**Task to complete**. Please print every record below exactly as it appears.

**Data excerpts**.
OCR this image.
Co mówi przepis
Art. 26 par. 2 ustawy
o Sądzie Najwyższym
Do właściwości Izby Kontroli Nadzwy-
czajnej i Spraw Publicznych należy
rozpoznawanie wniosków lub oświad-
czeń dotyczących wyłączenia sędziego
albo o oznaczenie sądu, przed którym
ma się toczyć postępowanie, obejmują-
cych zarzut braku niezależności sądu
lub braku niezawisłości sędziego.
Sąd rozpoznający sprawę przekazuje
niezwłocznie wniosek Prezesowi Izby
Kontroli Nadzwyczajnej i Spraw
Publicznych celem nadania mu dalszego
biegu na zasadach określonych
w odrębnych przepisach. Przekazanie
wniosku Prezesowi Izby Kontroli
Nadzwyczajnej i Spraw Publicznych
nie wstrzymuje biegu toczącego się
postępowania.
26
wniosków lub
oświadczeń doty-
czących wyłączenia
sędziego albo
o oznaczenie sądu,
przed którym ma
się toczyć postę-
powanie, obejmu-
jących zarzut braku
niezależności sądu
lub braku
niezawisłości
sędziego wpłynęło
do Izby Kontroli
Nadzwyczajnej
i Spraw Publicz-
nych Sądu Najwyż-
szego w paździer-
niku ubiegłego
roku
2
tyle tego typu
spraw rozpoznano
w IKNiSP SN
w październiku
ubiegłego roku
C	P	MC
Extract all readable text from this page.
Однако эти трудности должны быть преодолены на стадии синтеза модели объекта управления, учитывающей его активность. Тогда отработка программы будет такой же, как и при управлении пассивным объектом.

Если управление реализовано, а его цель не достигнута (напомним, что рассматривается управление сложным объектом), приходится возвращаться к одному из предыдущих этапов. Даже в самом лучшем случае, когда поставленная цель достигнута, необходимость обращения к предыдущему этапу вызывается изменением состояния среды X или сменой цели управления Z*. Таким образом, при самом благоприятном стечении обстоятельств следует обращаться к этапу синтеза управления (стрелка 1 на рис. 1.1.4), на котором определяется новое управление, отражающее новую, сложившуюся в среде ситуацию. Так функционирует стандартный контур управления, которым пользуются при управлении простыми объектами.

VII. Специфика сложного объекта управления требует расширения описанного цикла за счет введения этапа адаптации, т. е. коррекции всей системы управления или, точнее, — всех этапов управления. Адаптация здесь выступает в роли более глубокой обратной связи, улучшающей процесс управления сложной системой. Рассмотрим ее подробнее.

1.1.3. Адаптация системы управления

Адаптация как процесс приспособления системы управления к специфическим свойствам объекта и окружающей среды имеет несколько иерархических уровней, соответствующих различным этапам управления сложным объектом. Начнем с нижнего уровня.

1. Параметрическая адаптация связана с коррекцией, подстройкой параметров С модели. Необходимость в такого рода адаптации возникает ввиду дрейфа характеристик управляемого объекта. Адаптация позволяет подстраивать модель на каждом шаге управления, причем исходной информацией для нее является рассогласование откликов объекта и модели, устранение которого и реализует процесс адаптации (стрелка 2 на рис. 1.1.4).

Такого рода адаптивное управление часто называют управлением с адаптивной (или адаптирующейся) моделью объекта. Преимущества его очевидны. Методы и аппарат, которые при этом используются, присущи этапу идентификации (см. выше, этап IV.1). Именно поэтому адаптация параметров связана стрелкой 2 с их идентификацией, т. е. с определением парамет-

**Solution**.
OCR this image.
Co mówi przepis
Art. 26 par. 2 ustawy
o Sądzie Najwyższym
Do właściwości Izby Kontroli Nadzwy-
czajnej i Spraw Publicznych należy
rozpoznawanie wniosków lub oświad-
czeń dotyczących wyłączenia sędziego
albo o oznaczenie sądu, przed którym
ma się toczyć postępowanie, obejmują-
cych zarzut braku niezależności sądu
lub braku niezawisłości sędziego.
Sąd rozpoznający sprawę przekazuje
niezwłocznie wniosek Prezesowi Izby
Kontroli Nadzwyczajnej i Spraw
Publicznych celem nadania mu dalszego
biegu na zasadach określonych
w odrębnych przepisach. Przekazanie
wniosku Prezesowi Izby Kontroli
Nadzwyczajnej i Spraw Publicznych
nie wstrzymuje biegu toczącego się
postępowania.
26
wniosków lub
oświadczeń doty-
czących wyłączenia
sędziego albo
o oznaczenie sądu,
przed którym ma
się toczyć postę-
powanie, obejmu-
jących zarzut braku
niezależności sądu
lub braku
niezawisłości
sędziego wpłynęło
do Izby Kontroli
Nadzwyczajnej
i Spraw Publicz-
nych Sądu Najwyż-
szego w paździer-
niku ubiegłego
roku
2
tyle tego typu
spraw rozpoznano
w IKNiSP SN
w październiku
ubiegłego roku
C	P	MC
Extract all readable text from this page.
Однако эти трудности должны быть преодолены на стадии синтеза модели объекта управления, учитывающей его активность. Тогда отработка программы будет такой же, как и при управлении пассивным объектом.

Если управление реализовано, а его цель не достигнута (напомним, что рассматривается управление сложным объектом), приходится возвращаться к одному из предыдущих этапов. Даже в самом лучшем случае, когда поставленная цель достигнута, необходимость обращения к предыдущему этапу вызывается изменением состояния среды X или сменой цели управления Z*. Таким образом, при самом благоприятном стечении обстоятельств следует обращаться к этапу синтеза управления (стрелка 1 на рис. 1.1.4), на котором определяется новое управление, отражающее новую, сложившуюся в среде ситуацию. Так функционирует стандартный контур управления, которым пользуются при управлении простыми объектами.

VII. Специфика сложного объекта управления требует расширения описанного цикла за счет введения этапа адаптации, т. е. коррекции всей системы управления или, точнее, — всех этапов управления. Адаптация здесь выступает в роли более глубокой обратной связи, улучшающей процесс управления сложной системой. Рассмотрим ее подробнее.

1.1.3. Адаптация системы управления

Адаптация как процесс приспособления системы управления к специфическим свойствам объекта и окружающей среды имеет несколько иерархических уровней, соответствующих различным этапам управления сложным объектом. Начнем с нижнего уровня.

1. Параметрическая адаптация связана с коррекцией, подстройкой параметров С модели. Необходимость в такого рода адаптации возникает ввиду дрейфа характеристик управляемого объекта. Адаптация позволяет подстраивать модель на каждом шаге управления, причем исходной информацией для нее является рассогласование откликов объекта и модели, устранение которого и реализует процесс адаптации (стрелка 2 на рис. 1.1.4).

Такого рода адаптивное управление часто называют управлением с адаптивной (или адаптирующейся) моделью объекта. Преимущества его очевидны. Методы и аппарат, которые при этом используются, присущи этапу идентификации (см. выше, этап IV.1). Именно поэтому адаптация параметров связана стрелкой 2 с их идентификацией, т. е. с определением парамет-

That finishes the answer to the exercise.